### Stated task
Return every entry exactly.

— start —

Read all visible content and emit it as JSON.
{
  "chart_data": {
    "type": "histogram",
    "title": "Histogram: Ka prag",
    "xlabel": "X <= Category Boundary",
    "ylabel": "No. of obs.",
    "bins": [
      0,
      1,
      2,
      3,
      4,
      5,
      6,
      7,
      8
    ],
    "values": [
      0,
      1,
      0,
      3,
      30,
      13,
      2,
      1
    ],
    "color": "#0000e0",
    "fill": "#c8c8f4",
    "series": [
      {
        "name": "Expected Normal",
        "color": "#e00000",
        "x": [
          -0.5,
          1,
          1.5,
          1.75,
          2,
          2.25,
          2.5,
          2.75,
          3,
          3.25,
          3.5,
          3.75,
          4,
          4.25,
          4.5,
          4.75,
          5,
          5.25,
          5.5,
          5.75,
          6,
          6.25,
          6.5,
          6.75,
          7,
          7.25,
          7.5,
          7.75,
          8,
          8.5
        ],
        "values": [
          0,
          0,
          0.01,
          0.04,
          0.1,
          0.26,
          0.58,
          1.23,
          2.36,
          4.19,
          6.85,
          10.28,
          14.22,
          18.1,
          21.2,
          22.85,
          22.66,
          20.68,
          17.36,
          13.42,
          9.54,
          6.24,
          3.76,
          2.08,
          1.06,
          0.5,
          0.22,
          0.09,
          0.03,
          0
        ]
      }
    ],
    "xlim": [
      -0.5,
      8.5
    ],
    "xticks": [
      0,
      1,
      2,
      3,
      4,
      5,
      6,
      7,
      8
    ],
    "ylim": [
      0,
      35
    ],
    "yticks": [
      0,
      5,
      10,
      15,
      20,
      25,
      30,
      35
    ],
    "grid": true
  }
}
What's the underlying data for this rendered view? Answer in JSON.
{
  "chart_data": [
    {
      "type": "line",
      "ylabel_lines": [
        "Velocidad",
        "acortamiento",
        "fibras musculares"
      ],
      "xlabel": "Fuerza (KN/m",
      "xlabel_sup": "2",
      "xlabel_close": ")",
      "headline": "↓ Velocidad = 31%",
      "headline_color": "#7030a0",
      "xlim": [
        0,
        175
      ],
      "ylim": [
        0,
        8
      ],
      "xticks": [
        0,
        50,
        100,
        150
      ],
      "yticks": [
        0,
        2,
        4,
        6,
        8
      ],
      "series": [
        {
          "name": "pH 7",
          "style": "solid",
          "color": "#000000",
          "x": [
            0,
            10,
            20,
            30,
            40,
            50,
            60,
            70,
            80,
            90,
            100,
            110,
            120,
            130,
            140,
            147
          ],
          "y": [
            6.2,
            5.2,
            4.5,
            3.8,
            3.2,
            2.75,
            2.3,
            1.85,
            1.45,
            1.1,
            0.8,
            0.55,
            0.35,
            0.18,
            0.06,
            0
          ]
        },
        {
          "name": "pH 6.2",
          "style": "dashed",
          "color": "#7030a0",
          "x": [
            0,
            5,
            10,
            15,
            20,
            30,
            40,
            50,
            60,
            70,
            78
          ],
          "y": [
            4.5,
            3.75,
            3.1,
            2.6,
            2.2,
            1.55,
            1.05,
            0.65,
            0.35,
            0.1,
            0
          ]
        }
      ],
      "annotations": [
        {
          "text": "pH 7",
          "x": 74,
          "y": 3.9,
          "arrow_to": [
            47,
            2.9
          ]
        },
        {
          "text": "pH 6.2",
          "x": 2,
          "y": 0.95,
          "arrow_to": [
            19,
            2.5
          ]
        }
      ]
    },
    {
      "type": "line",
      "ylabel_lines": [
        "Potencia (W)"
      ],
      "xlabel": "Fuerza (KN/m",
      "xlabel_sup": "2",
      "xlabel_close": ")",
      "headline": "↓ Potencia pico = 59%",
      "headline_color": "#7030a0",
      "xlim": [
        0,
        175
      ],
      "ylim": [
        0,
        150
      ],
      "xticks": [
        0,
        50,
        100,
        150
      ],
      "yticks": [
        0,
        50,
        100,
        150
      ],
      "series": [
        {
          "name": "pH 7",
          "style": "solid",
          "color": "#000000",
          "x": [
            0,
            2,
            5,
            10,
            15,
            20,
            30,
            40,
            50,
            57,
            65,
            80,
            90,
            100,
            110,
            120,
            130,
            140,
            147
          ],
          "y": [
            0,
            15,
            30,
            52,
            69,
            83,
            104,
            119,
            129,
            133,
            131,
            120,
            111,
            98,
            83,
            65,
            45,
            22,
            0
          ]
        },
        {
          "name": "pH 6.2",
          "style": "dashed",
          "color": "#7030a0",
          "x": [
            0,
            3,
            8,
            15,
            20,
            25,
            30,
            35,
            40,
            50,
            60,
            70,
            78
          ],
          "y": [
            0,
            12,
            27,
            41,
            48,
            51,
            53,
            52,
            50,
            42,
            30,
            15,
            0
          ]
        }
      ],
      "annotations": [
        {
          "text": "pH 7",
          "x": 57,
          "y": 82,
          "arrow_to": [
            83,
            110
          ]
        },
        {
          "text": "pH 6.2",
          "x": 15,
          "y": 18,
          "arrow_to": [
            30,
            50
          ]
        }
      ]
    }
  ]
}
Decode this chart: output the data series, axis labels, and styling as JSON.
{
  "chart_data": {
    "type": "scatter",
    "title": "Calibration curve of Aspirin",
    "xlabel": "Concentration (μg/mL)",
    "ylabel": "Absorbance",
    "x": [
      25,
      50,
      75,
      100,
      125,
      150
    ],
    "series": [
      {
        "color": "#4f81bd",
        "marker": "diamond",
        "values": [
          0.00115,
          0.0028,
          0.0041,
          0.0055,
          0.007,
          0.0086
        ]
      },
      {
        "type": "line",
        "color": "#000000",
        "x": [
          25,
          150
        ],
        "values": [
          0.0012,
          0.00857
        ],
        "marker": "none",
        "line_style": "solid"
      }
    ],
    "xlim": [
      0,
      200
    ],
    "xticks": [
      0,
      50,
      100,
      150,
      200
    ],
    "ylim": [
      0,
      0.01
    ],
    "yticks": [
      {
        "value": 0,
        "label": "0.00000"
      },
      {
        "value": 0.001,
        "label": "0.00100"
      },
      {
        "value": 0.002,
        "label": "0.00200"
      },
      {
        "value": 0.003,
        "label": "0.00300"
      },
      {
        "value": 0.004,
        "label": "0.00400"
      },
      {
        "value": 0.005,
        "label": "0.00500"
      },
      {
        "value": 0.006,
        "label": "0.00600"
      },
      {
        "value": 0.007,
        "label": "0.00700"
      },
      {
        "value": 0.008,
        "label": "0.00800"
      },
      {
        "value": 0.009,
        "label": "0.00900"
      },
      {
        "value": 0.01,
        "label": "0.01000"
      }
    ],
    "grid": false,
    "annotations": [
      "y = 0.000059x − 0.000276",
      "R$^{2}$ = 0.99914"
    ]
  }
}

— end —

### Task solution
Read all visible content and emit it as JSON.
{
  "chart_data": {
    "type": "histogram",
    "title": "Histogram: Ka prag",
    "xlabel": "X <= Category Boundary",
    "ylabel": "No. of obs.",
    "bins": [
      0,
      1,
      2,
      3,
      4,
      5,
      6,
      7,
      8
    ],
    "values": [
      0,
      1,
      0,
      3,
      30,
      13,
      2,
      1
    ],
    "color": "#0000e0",
    "fill": "#c8c8f4",
    "series": [
      {
        "name": "Expected Normal",
        "color": "#e00000",
        "x": [
          -0.5,
          1,
          1.5,
          1.75,
          2,
          2.25,
          2.5,
          2.75,
          3,
          3.25,
          3.5,
          3.75,
          4,
          4.25,
          4.5,
          4.75,
          5,
          5.25,
          5.5,
          5.75,
          6,
          6.25,
          6.5,
          6.75,
          7,
          7.25,
          7.5,
          7.75,
          8,
          8.5
        ],
        "values": [
          0,
          0,
          0.01,
          0.04,
          0.1,
          0.26,
          0.58,
          1.23,
          2.36,
          4.19,
          6.85,
          10.28,
          14.22,
          18.1,
          21.2,
          22.85,
          22.66,
          20.68,
          17.36,
          13.42,
          9.54,
          6.24,
          3.76,
          2.08,
          1.06,
          0.5,
          0.22,
          0.09,
          0.03,
          0
        ]
      }
    ],
    "xlim": [
      -0.5,
      8.5
    ],
    "xticks": [
      0,
      1,
      2,
      3,
      4,
      5,
      6,
      7,
      8
    ],
    "ylim": [
      0,
      35
    ],
    "yticks": [
      0,
      5,
      10,
      15,
      20,
      25,
      30,
      35
    ],
    "grid": true
  }
}
What's the underlying data for this rendered view? Answer in JSON.
{
  "chart_data": [
    {
      "type": "line",
      "ylabel_lines": [
        "Velocidad",
        "acortamiento",
        "fibras musculares"
      ],
      "xlabel": "Fuerza (KN/m",
      "xlabel_sup": "2",
      "xlabel_close": ")",
      "headline": "↓ Velocidad = 31%",
      "headline_color": "#7030a0",
      "xlim": [
        0,
        175
      ],
      "ylim": [
        0,
        8
      ],
      "xticks": [
        0,
        50,
        100,
        150
      ],
      "yticks": [
        0,
        2,
        4,
        6,
        8
      ],
      "series": [
        {
          "name": "pH 7",
          "style": "solid",
          "color": "#000000",
          "x": [
            0,
            10,
            20,
            30,
            40,
            50,
            60,
            70,
            80,
            90,
            100,
            110,
            120,
            130,
            140,
            147
          ],
          "y": [
            6.2,
            5.2,
            4.5,
            3.8,
            3.2,
            2.75,
            2.3,
            1.85,
            1.45,
            1.1,
            0.8,
            0.55,
            0.35,
            0.18,
            0.06,
            0
          ]
        },
        {
          "name": "pH 6.2",
          "style": "dashed",
          "color": "#7030a0",
          "x": [
            0,
            5,
            10,
            15,
            20,
            30,
            40,
            50,
            60,
            70,
            78
          ],
          "y": [
            4.5,
            3.75,
            3.1,
            2.6,
            2.2,
            1.55,
            1.05,
            0.65,
            0.35,
            0.1,
            0
          ]
        }
      ],
      "annotations": [
        {
          "text": "pH 7",
          "x": 74,
          "y": 3.9,
          "arrow_to": [
            47,
            2.9
          ]
        },
        {
          "text": "pH 6.2",
          "x": 2,
          "y": 0.95,
          "arrow_to": [
            19,
            2.5
          ]
        }
      ]
    },
    {
      "type": "line",
      "ylabel_lines": [
        "Potencia (W)"
      ],
      "xlabel": "Fuerza (KN/m",
      "xlabel_sup": "2",
      "xlabel_close": ")",
      "headline": "↓ Potencia pico = 59%",
      "headline_color": "#7030a0",
      "xlim": [
        0,
        175
      ],
      "ylim": [
        0,
        150
      ],
      "xticks": [
        0,
        50,
        100,
        150
      ],
      "yticks": [
        0,
        50,
        100,
        150
      ],
      "series": [
        {
          "name": "pH 7",
          "style": "solid",
          "color": "#000000",
          "x": [
            0,
            2,
            5,
            10,
            15,
            20,
            30,
            40,
            50,
            57,
            65,
            80,
            90,
            100,
            110,
            120,
            130,
            140,
            147
          ],
          "y": [
            0,
            15,
            30,
            52,
            69,
            83,
            104,
            119,
            129,
            133,
            131,
            120,
            111,
            98,
            83,
            65,
            45,
            22,
            0
          ]
        },
        {
          "name": "pH 6.2",
          "style": "dashed",
          "color": "#7030a0",
          "x": [
            0,
            3,
            8,
            15,
            20,
            25,
            30,
            35,
            40,
            50,
            60,
            70,
            78
          ],
          "y": [
            0,
            12,
            27,
            41,
            48,
            51,
            53,
            52,
            50,
            42,
            30,
            15,
            0
          ]
        }
      ],
      "annotations": [
        {
          "text": "pH 7",
          "x": 57,
          "y": 82,
          "arrow_to": [
            83,
            110
          ]
        },
        {
          "text": "pH 6.2",
          "x": 15,
          "y": 18,
          "arrow_to": [
            30,
            50
          ]
        }
      ]
    }
  ]
}
Decode this chart: output the data series, axis labels, and styling as JSON.
{
  "chart_data": {
    "type": "scatter",
    "title": "Calibration curve of Aspirin",
    "xlabel": "Concentration (μg/mL)",
    "ylabel": "Absorbance",
    "x": [
      25,
      50,
      75,
      100,
      125,
      150
    ],
    "series": [
      {
        "color": "#4f81bd",
        "marker": "diamond",
        "values": [
          0.00115,
          0.0028,
          0.0041,
          0.0055,
          0.007,
          0.0086
        ]
      },
      {
        "type": "line",
        "color": "#000000",
        "x": [
          25,
          150
        ],
        "values": [
          0.0012,
          0.00857
        ],
        "marker": "none",
        "line_style": "solid"
      }
    ],
    "xlim": [
      0,
      200
    ],
    "xticks": [
      0,
      50,
      100,
      150,
      200
    ],
    "ylim": [
      0,
      0.01
    ],
    "yticks": [
      {
        "value": 0,
        "label": "0.00000"
      },
      {
        "value": 0.001,
        "label": "0.00100"
      },
      {
        "value": 0.002,
        "label": "0.00200"
      },
      {
        "value": 0.003,
        "label": "0.00300"
      },
      {
        "value": 0.004,
        "label": "0.00400"
      },
      {
        "value": 0.005,
        "label": "0.00500"
      },
      {
        "value": 0.006,
        "label": "0.00600"
      },
      {
        "value": 0.007,
        "label": "0.00700"
      },
      {
        "value": 0.008,
        "label": "0.00800"
      },
      {
        "value": 0.009,
        "label": "0.00900"
      },
      {
        "value": 0.01,
        "label": "0.01000"
      }
    ],
    "grid": false,
    "annotations": [
      "y = 0.000059x − 0.000276",
      "R$^{2}$ = 0.99914"
    ]
  }
}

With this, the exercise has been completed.